Dataset items:
+--

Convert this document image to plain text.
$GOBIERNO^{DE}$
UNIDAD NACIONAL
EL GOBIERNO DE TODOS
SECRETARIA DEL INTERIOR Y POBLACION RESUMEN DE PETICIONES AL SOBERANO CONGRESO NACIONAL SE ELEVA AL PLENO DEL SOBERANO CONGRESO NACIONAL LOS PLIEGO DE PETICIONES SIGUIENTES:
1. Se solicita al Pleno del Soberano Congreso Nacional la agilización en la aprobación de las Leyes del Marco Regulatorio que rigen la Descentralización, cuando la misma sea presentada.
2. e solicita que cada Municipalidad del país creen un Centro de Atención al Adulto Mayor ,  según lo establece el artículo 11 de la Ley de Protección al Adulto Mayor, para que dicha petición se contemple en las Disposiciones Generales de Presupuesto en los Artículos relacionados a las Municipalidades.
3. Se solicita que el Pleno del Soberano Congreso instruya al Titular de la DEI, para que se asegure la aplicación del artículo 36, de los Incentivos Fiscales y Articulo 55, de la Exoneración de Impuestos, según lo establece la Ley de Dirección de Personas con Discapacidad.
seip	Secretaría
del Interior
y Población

+--

» **PROBLEM REQUIREMENTS**:
Retype every entry word for word.

» **WRITTEN ANSWER**:
Convert this document image to plain text.
$GOBIERNO^{DE}$
UNIDAD NACIONAL
EL GOBIERNO DE TODOS
SECRETARIA DEL INTERIOR Y POBLACION RESUMEN DE PETICIONES AL SOBERANO CONGRESO NACIONAL SE ELEVA AL PLENO DEL SOBERANO CONGRESO NACIONAL LOS PLIEGO DE PETICIONES SIGUIENTES:
1. Se solicita al Pleno del Soberano Congreso Nacional la agilización en la aprobación de las Leyes del Marco Regulatorio que rigen la Descentralización, cuando la misma sea presentada.
2. e solicita que cada Municipalidad del país creen un Centro de Atención al Adulto Mayor ,  según lo establece el artículo 11 de la Ley de Protección al Adulto Mayor, para que dicha petición se contemple en las Disposiciones Generales de Presupuesto en los Artículos relacionados a las Municipalidades.
3. Se solicita que el Pleno del Soberano Congreso instruya al Titular de la DEI, para que se asegure la aplicación del artículo 36, de los Incentivos Fiscales y Articulo 55, de la Exoneración de Impuestos, según lo establece la Ley de Dirección de Personas con Discapacidad.
seip	Secretaría
del Interior
y Población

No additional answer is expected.